§ GOAL: Reproduce each line exactly, including spacing and punctuation.

§ EXTRACTED MATERIAL:

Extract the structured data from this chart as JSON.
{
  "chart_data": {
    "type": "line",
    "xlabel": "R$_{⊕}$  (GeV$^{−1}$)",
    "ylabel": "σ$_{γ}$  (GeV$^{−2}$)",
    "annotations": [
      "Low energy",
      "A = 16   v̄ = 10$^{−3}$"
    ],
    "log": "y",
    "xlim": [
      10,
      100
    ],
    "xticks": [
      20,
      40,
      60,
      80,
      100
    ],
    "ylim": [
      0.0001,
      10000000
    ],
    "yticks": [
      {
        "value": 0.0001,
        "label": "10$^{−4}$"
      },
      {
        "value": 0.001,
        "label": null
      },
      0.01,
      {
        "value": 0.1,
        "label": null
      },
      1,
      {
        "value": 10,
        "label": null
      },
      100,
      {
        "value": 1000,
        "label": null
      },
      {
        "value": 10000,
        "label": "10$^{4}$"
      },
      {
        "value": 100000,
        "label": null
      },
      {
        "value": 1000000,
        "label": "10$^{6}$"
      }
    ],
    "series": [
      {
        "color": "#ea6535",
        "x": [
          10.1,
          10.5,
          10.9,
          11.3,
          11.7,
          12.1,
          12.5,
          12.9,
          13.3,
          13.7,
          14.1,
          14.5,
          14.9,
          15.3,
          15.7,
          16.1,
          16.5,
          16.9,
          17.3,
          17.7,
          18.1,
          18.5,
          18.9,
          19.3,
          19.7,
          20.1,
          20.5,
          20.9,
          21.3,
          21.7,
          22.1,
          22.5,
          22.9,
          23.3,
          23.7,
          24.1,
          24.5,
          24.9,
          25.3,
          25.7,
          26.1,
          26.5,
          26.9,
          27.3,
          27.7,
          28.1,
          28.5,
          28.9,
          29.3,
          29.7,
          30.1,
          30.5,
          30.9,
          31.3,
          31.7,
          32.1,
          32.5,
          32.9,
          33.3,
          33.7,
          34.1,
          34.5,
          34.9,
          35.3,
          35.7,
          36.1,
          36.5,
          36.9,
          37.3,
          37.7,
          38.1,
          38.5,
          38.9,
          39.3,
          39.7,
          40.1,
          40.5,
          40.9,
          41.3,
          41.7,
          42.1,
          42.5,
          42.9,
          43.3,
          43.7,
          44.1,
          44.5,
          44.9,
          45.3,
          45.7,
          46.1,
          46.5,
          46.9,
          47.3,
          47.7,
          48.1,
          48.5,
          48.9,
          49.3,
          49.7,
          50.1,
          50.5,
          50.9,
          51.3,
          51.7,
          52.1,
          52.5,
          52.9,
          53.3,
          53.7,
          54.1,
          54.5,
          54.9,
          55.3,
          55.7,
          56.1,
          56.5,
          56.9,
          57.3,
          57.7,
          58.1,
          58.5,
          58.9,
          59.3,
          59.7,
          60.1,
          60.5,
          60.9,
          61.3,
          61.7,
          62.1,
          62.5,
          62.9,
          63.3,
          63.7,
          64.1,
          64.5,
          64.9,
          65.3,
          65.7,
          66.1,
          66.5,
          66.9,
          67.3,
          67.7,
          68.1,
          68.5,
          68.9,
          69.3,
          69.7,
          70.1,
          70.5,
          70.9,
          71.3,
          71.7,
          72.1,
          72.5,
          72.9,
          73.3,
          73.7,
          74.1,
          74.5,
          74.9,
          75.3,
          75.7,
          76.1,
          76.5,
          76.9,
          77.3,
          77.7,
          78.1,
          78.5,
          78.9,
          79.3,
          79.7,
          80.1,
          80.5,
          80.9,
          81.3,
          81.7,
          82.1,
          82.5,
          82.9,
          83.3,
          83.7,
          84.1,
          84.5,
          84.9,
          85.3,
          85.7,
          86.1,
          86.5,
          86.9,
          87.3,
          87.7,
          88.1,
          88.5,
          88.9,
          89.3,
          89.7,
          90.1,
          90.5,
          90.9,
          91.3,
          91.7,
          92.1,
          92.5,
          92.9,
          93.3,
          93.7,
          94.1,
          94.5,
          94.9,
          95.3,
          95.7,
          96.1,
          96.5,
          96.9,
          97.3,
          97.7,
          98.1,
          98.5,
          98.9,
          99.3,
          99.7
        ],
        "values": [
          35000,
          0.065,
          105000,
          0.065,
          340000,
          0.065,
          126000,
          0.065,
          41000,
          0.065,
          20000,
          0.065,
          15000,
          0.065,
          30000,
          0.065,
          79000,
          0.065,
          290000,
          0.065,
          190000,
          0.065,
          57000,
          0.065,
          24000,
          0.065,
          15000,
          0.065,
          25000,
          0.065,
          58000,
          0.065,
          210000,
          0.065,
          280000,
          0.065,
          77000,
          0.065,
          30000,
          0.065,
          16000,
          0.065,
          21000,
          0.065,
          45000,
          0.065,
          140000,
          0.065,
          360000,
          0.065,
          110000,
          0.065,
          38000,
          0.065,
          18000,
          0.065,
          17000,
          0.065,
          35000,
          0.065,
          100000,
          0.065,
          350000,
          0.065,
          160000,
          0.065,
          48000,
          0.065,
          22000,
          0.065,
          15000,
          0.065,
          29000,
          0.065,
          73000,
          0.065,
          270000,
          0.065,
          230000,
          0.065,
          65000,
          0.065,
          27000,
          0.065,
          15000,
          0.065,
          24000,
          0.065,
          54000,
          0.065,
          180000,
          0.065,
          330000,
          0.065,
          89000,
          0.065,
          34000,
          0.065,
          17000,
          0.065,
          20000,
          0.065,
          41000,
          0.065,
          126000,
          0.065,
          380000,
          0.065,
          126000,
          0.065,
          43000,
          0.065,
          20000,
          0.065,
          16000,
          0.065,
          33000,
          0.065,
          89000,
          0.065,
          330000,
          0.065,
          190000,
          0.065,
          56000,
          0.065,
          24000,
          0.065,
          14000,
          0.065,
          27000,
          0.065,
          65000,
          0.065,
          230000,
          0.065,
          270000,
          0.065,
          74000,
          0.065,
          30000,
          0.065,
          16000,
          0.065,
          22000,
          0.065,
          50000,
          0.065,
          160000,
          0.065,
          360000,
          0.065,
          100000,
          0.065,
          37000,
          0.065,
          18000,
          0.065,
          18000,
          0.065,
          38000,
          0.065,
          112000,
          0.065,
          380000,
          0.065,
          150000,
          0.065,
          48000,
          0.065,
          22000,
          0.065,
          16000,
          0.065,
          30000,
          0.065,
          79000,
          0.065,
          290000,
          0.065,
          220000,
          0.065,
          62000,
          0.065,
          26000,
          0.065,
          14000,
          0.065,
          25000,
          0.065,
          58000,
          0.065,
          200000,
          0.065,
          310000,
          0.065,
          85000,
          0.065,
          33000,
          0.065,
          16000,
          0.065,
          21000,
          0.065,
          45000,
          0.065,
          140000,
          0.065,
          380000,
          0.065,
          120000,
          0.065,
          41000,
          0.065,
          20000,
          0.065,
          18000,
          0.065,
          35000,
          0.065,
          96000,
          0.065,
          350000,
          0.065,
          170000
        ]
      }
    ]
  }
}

§ COMPLETED TASK:
Extract the structured data from this chart as JSON.
{
  "chart_data": {
    "type": "line",
    "xlabel": "R$_{⊕}$  (GeV$^{−1}$)",
    "ylabel": "σ$_{γ}$  (GeV$^{−2}$)",
    "annotations": [
      "Low energy",
      "A = 16   v̄ = 10$^{−3}$"
    ],
    "log": "y",
    "xlim": [
      10,
      100
    ],
    "xticks": [
      20,
      40,
      60,
      80,
      100
    ],
    "ylim": [
      0.0001,
      10000000
    ],
    "yticks": [
      {
        "value": 0.0001,
        "label": "10$^{−4}$"
      },
      {
        "value": 0.001,
        "label": null
      },
      0.01,
      {
        "value": 0.1,
        "label": null
      },
      1,
      {
        "value": 10,
        "label": null
      },
      100,
      {
        "value": 1000,
        "label": null
      },
      {
        "value": 10000,
        "label": "10$^{4}$"
      },
      {
        "value": 100000,
        "label": null
      },
      {
        "value": 1000000,
        "label": "10$^{6}$"
      }
    ],
    "series": [
      {
        "color": "#ea6535",
        "x": [
          10.1,
          10.5,
          10.9,
          11.3,
          11.7,
          12.1,
          12.5,
          12.9,
          13.3,
          13.7,
          14.1,
          14.5,
          14.9,
          15.3,
          15.7,
          16.1,
          16.5,
          16.9,
          17.3,
          17.7,
          18.1,
          18.5,
          18.9,
          19.3,
          19.7,
          20.1,
          20.5,
          20.9,
          21.3,
          21.7,
          22.1,
          22.5,
          22.9,
          23.3,
          23.7,
          24.1,
          24.5,
          24.9,
          25.3,
          25.7,
          26.1,
          26.5,
          26.9,
          27.3,
          27.7,
          28.1,
          28.5,
          28.9,
          29.3,
          29.7,
          30.1,
          30.5,
          30.9,
          31.3,
          31.7,
          32.1,
          32.5,
          32.9,
          33.3,
          33.7,
          34.1,
          34.5,
          34.9,
          35.3,
          35.7,
          36.1,
          36.5,
          36.9,
          37.3,
          37.7,
          38.1,
          38.5,
          38.9,
          39.3,
          39.7,
          40.1,
          40.5,
          40.9,
          41.3,
          41.7,
          42.1,
          42.5,
          42.9,
          43.3,
          43.7,
          44.1,
          44.5,
          44.9,
          45.3,
          45.7,
          46.1,
          46.5,
          46.9,
          47.3,
          47.7,
          48.1,
          48.5,
          48.9,
          49.3,
          49.7,
          50.1,
          50.5,
          50.9,
          51.3,
          51.7,
          52.1,
          52.5,
          52.9,
          53.3,
          53.7,
          54.1,
          54.5,
          54.9,
          55.3,
          55.7,
          56.1,
          56.5,
          56.9,
          57.3,
          57.7,
          58.1,
          58.5,
          58.9,
          59.3,
          59.7,
          60.1,
          60.5,
          60.9,
          61.3,
          61.7,
          62.1,
          62.5,
          62.9,
          63.3,
          63.7,
          64.1,
          64.5,
          64.9,
          65.3,
          65.7,
          66.1,
          66.5,
          66.9,
          67.3,
          67.7,
          68.1,
          68.5,
          68.9,
          69.3,
          69.7,
          70.1,
          70.5,
          70.9,
          71.3,
          71.7,
          72.1,
          72.5,
          72.9,
          73.3,
          73.7,
          74.1,
          74.5,
          74.9,
          75.3,
          75.7,
          76.1,
          76.5,
          76.9,
          77.3,
          77.7,
          78.1,
          78.5,
          78.9,
          79.3,
          79.7,
          80.1,
          80.5,
          80.9,
          81.3,
          81.7,
          82.1,
          82.5,
          82.9,
          83.3,
          83.7,
          84.1,
          84.5,
          84.9,
          85.3,
          85.7,
          86.1,
          86.5,
          86.9,
          87.3,
          87.7,
          88.1,
          88.5,
          88.9,
          89.3,
          89.7,
          90.1,
          90.5,
          90.9,
          91.3,
          91.7,
          92.1,
          92.5,
          92.9,
          93.3,
          93.7,
          94.1,
          94.5,
          94.9,
          95.3,
          95.7,
          96.1,
          96.5,
          96.9,
          97.3,
          97.7,
          98.1,
          98.5,
          98.9,
          99.3,
          99.7
        ],
        "values": [
          35000,
          0.065,
          105000,
          0.065,
          340000,
          0.065,
          126000,
          0.065,
          41000,
          0.065,
          20000,
          0.065,
          15000,
          0.065,
          30000,
          0.065,
          79000,
          0.065,
          290000,
          0.065,
          190000,
          0.065,
          57000,
          0.065,
          24000,
          0.065,
          15000,
          0.065,
          25000,
          0.065,
          58000,
          0.065,
          210000,
          0.065,
          280000,
          0.065,
          77000,
          0.065,
          30000,
          0.065,
          16000,
          0.065,
          21000,
          0.065,
          45000,
          0.065,
          140000,
          0.065,
          360000,
          0.065,
          110000,
          0.065,
          38000,
          0.065,
          18000,
          0.065,
          17000,
          0.065,
          35000,
          0.065,
          100000,
          0.065,
          350000,
          0.065,
          160000,
          0.065,
          48000,
          0.065,
          22000,
          0.065,
          15000,
          0.065,
          29000,
          0.065,
          73000,
          0.065,
          270000,
          0.065,
          230000,
          0.065,
          65000,
          0.065,
          27000,
          0.065,
          15000,
          0.065,
          24000,
          0.065,
          54000,
          0.065,
          180000,
          0.065,
          330000,
          0.065,
          89000,
          0.065,
          34000,
          0.065,
          17000,
          0.065,
          20000,
          0.065,
          41000,
          0.065,
          126000,
          0.065,
          380000,
          0.065,
          126000,
          0.065,
          43000,
          0.065,
          20000,
          0.065,
          16000,
          0.065,
          33000,
          0.065,
          89000,
          0.065,
          330000,
          0.065,
          190000,
          0.065,
          56000,
          0.065,
          24000,
          0.065,
          14000,
          0.065,
          27000,
          0.065,
          65000,
          0.065,
          230000,
          0.065,
          270000,
          0.065,
          74000,
          0.065,
          30000,
          0.065,
          16000,
          0.065,
          22000,
          0.065,
          50000,
          0.065,
          160000,
          0.065,
          360000,
          0.065,
          100000,
          0.065,
          37000,
          0.065,
          18000,
          0.065,
          18000,
          0.065,
          38000,
          0.065,
          112000,
          0.065,
          380000,
          0.065,
          150000,
          0.065,
          48000,
          0.065,
          22000,
          0.065,
          16000,
          0.065,
          30000,
          0.065,
          79000,
          0.065,
          290000,
          0.065,
          220000,
          0.065,
          62000,
          0.065,
          26000,
          0.065,
          14000,
          0.065,
          25000,
          0.065,
          58000,
          0.065,
          200000,
          0.065,
          310000,
          0.065,
          85000,
          0.065,
          33000,
          0.065,
          16000,
          0.065,
          21000,
          0.065,
          45000,
          0.065,
          140000,
          0.065,
          380000,
          0.065,
          120000,
          0.065,
          41000,
          0.065,
          20000,
          0.065,
          18000,
          0.065,
          35000,
          0.065,
          96000,
          0.065,
          350000,
          0.065,
          170000
        ]
      }
    ]
  }
}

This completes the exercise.